### To be done
State the number of lines, and only that number, in which the word "colorless" appears.

── Data shown ──

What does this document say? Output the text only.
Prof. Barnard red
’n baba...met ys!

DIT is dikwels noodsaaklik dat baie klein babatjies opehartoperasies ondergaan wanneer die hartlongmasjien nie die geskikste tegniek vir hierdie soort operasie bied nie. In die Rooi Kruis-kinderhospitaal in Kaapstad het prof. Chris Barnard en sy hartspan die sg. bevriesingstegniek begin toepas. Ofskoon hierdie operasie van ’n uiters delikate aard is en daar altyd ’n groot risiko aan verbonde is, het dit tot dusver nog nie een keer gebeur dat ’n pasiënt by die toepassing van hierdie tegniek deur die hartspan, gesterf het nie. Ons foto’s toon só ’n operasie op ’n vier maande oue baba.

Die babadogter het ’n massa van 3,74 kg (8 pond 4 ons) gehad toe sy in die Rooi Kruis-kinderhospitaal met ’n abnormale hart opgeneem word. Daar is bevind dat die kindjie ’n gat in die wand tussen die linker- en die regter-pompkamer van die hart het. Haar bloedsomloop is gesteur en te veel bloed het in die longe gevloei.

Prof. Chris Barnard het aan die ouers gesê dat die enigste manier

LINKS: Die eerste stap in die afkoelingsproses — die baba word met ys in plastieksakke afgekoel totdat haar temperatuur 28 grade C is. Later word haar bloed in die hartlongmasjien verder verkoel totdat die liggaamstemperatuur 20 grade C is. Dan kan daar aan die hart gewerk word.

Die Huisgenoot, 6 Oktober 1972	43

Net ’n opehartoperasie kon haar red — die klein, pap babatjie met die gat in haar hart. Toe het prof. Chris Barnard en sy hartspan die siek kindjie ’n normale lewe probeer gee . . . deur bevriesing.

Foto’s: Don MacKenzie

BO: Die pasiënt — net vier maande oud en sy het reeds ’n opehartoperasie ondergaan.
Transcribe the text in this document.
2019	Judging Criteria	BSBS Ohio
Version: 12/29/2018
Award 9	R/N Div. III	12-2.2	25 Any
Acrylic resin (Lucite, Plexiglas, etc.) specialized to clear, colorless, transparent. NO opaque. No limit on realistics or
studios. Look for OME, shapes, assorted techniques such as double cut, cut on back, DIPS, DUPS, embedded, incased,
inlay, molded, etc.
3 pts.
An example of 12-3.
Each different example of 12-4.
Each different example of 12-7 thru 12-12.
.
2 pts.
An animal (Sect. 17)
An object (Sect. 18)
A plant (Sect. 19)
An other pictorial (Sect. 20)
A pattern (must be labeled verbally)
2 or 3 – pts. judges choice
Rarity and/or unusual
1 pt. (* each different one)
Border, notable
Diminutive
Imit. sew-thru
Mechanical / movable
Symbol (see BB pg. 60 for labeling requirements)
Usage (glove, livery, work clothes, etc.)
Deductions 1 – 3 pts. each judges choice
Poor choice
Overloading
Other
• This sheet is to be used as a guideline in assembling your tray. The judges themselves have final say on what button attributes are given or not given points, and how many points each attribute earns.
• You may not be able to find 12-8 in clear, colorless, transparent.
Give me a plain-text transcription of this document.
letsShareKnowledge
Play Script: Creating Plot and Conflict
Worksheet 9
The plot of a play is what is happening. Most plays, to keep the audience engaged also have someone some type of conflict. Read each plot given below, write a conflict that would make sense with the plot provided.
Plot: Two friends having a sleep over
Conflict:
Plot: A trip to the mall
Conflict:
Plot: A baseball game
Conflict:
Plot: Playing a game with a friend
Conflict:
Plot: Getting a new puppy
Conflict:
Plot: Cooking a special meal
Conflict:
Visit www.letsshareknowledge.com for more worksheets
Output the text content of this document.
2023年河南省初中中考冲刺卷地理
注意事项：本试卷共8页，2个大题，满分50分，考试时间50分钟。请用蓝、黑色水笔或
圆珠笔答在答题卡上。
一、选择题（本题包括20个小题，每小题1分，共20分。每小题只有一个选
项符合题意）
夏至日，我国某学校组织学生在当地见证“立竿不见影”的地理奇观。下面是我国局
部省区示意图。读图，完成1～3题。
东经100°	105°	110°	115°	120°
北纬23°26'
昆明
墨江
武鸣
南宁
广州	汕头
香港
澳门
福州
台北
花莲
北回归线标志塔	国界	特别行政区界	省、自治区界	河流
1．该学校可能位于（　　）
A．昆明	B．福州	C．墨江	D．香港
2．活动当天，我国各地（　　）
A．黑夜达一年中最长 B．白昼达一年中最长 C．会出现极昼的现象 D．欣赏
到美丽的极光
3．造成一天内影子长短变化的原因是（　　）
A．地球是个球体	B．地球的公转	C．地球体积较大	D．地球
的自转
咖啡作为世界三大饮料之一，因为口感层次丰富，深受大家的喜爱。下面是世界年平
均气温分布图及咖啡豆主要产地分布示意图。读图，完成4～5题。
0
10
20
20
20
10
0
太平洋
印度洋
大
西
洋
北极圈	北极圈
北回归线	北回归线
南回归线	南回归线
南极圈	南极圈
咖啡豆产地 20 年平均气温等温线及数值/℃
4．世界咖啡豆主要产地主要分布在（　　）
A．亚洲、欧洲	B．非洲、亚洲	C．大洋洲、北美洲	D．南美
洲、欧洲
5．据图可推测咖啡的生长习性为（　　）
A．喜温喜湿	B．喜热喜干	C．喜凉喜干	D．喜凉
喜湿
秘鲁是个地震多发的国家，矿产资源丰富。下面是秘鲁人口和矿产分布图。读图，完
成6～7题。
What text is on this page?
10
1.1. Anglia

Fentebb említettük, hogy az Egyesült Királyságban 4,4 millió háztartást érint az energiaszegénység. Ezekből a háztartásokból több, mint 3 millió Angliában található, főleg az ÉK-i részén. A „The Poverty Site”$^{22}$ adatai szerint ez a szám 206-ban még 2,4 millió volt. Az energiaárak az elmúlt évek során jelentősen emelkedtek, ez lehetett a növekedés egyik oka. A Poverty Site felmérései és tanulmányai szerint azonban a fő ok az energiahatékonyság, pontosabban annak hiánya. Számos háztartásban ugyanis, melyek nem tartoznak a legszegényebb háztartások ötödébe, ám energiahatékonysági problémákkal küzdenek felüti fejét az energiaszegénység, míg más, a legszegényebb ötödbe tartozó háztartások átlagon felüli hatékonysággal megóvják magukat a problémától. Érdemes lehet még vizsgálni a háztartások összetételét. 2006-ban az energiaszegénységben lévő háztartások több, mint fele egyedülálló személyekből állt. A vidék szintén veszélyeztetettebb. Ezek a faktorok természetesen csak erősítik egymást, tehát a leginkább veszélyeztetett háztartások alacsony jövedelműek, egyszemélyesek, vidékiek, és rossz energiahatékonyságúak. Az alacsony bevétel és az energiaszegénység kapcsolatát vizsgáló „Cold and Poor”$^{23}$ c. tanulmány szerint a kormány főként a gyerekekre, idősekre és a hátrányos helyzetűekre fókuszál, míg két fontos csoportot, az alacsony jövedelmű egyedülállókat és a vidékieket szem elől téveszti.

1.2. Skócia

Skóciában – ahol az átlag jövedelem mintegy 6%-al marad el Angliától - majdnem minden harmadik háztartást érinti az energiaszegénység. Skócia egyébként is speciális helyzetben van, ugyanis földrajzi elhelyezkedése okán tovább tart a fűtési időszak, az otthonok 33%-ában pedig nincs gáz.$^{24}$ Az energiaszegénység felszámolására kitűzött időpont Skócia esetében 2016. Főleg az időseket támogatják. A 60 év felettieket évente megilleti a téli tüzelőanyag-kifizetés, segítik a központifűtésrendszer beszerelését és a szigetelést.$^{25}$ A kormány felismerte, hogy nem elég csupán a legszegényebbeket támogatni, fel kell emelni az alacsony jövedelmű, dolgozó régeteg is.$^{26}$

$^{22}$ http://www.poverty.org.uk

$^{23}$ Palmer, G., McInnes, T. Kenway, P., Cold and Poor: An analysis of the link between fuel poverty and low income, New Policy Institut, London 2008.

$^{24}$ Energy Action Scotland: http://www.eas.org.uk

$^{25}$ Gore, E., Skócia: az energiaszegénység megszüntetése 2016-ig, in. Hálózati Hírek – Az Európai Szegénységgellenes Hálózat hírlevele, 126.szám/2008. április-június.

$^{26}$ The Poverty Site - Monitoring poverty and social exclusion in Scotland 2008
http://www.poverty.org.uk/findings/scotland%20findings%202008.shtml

───

### Task answer
2